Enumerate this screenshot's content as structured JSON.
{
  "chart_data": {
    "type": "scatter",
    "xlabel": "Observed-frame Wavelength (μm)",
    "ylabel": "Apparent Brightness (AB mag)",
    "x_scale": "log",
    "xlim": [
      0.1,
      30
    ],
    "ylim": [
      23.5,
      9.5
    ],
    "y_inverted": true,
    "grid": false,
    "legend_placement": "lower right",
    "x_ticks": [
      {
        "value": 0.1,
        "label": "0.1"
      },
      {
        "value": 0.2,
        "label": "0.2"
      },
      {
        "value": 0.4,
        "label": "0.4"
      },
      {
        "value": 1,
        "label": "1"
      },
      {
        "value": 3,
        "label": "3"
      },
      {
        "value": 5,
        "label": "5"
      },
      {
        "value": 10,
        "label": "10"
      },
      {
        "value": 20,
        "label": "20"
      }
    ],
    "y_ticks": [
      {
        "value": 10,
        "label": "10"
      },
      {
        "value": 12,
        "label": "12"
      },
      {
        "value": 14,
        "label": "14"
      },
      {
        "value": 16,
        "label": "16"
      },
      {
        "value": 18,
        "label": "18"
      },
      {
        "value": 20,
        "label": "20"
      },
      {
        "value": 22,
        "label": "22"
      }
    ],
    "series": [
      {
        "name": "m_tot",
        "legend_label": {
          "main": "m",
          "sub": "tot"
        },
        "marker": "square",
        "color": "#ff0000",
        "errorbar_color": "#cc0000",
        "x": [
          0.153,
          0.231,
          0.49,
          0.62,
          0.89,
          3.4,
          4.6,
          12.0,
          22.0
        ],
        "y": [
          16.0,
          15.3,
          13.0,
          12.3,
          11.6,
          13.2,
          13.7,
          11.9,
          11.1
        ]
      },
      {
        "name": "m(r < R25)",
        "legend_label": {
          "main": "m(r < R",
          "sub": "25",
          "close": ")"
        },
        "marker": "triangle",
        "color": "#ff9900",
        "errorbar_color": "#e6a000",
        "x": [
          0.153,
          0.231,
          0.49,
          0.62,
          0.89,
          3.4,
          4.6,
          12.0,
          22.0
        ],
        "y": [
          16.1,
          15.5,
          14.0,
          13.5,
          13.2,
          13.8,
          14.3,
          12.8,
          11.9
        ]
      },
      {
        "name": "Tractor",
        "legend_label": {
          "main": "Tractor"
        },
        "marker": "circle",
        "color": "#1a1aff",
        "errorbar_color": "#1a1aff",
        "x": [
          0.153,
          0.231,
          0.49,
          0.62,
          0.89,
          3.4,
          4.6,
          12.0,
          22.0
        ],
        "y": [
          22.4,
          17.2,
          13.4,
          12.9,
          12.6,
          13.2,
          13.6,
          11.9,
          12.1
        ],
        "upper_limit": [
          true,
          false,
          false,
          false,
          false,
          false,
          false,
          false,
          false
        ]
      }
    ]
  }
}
---+---
■ Request ■
Transcribe every entry exactly.

■ Right answer ■
Enumerate this screenshot's content as structured JSON.
{
  "chart_data": {
    "type": "scatter",
    "xlabel": "Observed-frame Wavelength (μm)",
    "ylabel": "Apparent Brightness (AB mag)",
    "x_scale": "log",
    "xlim": [
      0.1,
      30
    ],
    "ylim": [
      23.5,
      9.5
    ],
    "y_inverted": true,
    "grid": false,
    "legend_placement": "lower right",
    "x_ticks": [
      {
        "value": 0.1,
        "label": "0.1"
      },
      {
        "value": 0.2,
        "label": "0.2"
      },
      {
        "value": 0.4,
        "label": "0.4"
      },
      {
        "value": 1,
        "label": "1"
      },
      {
        "value": 3,
        "label": "3"
      },
      {
        "value": 5,
        "label": "5"
      },
      {
        "value": 10,
        "label": "10"
      },
      {
        "value": 20,
        "label": "20"
      }
    ],
    "y_ticks": [
      {
        "value": 10,
        "label": "10"
      },
      {
        "value": 12,
        "label": "12"
      },
      {
        "value": 14,
        "label": "14"
      },
      {
        "value": 16,
        "label": "16"
      },
      {
        "value": 18,
        "label": "18"
      },
      {
        "value": 20,
        "label": "20"
      },
      {
        "value": 22,
        "label": "22"
      }
    ],
    "series": [
      {
        "name": "m_tot",
        "legend_label": {
          "main": "m",
          "sub": "tot"
        },
        "marker": "square",
        "color": "#ff0000",
        "errorbar_color": "#cc0000",
        "x": [
          0.153,
          0.231,
          0.49,
          0.62,
          0.89,
          3.4,
          4.6,
          12.0,
          22.0
        ],
        "y": [
          16.0,
          15.3,
          13.0,
          12.3,
          11.6,
          13.2,
          13.7,
          11.9,
          11.1
        ]
      },
      {
        "name": "m(r < R25)",
        "legend_label": {
          "main": "m(r < R",
          "sub": "25",
          "close": ")"
        },
        "marker": "triangle",
        "color": "#ff9900",
        "errorbar_color": "#e6a000",
        "x": [
          0.153,
          0.231,
          0.49,
          0.62,
          0.89,
          3.4,
          4.6,
          12.0,
          22.0
        ],
        "y": [
          16.1,
          15.5,
          14.0,
          13.5,
          13.2,
          13.8,
          14.3,
          12.8,
          11.9
        ]
      },
      {
        "name": "Tractor",
        "legend_label": {
          "main": "Tractor"
        },
        "marker": "circle",
        "color": "#1a1aff",
        "errorbar_color": "#1a1aff",
        "x": [
          0.153,
          0.231,
          0.49,
          0.62,
          0.89,
          3.4,
          4.6,
          12.0,
          22.0
        ],
        "y": [
          22.4,
          17.2,
          13.4,
          12.9,
          12.6,
          13.2,
          13.6,
          11.9,
          12.1
        ],
        "upper_limit": [
          true,
          false,
          false,
          false,
          false,
          false,
          false,
          false,
          false
        ]
      }
    ]
  }
}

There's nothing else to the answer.